EXERCISE: Gather every line from the entries below that includes "this".

PROVIDED RECORDS:
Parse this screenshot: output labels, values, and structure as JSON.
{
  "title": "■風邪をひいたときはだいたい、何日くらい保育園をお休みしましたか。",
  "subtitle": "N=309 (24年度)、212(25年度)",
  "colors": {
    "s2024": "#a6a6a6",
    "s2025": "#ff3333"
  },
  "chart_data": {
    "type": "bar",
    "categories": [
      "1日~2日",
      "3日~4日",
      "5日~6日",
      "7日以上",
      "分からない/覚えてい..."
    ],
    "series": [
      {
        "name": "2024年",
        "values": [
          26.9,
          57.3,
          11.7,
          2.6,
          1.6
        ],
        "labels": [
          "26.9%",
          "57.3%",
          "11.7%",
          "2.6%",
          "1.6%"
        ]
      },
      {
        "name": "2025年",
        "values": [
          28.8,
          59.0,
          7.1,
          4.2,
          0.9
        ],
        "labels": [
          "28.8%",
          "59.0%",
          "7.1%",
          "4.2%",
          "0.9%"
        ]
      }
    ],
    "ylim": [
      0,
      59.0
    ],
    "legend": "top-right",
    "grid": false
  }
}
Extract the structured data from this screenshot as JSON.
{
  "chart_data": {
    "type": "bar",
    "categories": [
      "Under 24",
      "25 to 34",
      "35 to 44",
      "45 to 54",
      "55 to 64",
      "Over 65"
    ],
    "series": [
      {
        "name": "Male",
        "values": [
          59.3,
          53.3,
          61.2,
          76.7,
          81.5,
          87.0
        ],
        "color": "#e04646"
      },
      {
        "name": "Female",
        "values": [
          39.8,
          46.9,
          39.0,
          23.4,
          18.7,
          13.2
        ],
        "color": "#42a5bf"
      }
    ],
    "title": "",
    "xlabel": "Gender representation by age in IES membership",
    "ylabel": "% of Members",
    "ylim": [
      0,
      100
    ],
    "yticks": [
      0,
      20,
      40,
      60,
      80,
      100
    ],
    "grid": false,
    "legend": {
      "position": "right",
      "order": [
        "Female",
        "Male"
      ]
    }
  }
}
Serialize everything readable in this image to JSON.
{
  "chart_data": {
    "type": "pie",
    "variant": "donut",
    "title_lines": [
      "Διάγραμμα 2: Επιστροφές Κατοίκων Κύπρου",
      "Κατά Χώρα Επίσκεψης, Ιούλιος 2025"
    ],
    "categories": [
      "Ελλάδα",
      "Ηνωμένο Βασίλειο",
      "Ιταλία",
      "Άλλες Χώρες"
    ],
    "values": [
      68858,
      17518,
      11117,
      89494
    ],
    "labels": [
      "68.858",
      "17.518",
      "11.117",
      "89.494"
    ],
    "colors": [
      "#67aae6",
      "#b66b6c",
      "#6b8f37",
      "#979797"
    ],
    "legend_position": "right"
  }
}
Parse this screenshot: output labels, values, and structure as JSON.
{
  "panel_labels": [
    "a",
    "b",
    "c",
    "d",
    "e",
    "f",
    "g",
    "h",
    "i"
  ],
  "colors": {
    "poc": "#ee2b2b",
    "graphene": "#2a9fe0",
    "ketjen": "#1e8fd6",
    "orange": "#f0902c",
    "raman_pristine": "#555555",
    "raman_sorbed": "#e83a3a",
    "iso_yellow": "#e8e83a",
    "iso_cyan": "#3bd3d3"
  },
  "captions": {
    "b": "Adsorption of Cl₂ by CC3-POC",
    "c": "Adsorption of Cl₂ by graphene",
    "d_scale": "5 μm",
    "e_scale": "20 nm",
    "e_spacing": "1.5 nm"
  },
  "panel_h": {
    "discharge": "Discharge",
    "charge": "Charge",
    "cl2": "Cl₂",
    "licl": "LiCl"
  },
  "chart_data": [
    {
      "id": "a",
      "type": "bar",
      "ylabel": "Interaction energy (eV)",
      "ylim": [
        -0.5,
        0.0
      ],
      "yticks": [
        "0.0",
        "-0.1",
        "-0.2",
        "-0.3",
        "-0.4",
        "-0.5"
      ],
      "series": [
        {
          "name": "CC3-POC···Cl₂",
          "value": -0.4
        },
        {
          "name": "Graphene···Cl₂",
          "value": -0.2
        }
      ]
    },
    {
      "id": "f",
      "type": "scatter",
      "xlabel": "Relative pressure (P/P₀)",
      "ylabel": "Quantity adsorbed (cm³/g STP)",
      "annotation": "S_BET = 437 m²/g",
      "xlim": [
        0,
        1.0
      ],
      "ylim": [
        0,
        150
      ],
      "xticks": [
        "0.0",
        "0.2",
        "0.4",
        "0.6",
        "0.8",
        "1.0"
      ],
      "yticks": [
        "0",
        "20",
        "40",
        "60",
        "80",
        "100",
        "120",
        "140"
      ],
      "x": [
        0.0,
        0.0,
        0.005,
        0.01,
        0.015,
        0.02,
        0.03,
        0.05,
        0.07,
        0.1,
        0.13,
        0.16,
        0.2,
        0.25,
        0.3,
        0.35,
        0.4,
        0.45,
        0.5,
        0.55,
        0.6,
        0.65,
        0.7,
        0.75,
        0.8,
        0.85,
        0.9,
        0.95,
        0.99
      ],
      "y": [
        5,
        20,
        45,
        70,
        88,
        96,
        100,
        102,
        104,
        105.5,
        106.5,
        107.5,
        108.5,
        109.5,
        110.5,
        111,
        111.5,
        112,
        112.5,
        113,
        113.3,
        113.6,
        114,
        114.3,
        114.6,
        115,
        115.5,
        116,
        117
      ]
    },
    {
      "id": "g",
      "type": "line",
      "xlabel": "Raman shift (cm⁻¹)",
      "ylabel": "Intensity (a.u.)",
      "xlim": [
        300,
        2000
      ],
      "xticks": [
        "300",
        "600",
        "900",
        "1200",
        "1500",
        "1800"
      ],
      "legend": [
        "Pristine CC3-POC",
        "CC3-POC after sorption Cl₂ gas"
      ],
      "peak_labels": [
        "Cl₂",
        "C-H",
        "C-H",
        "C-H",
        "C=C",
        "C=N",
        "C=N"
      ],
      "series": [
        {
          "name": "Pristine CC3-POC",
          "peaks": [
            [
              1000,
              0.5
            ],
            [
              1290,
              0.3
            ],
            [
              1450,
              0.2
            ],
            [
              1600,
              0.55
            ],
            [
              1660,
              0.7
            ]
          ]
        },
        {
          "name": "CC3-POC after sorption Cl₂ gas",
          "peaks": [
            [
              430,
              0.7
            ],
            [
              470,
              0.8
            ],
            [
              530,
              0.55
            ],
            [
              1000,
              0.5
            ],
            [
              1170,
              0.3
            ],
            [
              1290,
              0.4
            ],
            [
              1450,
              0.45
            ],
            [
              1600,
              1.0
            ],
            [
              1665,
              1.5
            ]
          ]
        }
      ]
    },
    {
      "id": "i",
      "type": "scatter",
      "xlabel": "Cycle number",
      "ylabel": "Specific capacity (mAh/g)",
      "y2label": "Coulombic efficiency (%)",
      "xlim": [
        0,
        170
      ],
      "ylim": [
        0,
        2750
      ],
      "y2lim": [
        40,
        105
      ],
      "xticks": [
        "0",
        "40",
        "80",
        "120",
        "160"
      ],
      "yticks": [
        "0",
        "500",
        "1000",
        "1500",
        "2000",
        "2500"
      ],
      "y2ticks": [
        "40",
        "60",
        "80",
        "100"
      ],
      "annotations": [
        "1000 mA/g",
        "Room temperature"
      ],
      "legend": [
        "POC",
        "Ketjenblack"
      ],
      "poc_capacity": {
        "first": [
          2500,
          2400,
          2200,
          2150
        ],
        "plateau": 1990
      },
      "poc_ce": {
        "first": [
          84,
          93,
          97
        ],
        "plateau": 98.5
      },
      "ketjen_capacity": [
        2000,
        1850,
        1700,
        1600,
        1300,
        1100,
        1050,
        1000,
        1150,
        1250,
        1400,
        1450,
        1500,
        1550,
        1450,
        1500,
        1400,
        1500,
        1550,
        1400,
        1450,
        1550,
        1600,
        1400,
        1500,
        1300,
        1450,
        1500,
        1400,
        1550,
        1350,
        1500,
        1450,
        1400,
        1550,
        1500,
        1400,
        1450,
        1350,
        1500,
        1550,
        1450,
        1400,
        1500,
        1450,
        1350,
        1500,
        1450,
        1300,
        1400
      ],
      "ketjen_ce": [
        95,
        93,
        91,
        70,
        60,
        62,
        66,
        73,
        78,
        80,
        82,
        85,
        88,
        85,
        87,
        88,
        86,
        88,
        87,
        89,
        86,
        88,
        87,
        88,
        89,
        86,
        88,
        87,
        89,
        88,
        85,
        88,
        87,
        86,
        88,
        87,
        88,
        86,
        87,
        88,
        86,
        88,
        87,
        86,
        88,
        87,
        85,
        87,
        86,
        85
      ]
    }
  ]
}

SOLUTION:
Parse this screenshot: output labels, values, and structure as JSON.
Extract the structured data from this screenshot as JSON.
Serialize everything readable in this image to JSON.
Parse this screenshot: output labels, values, and structure as JSON.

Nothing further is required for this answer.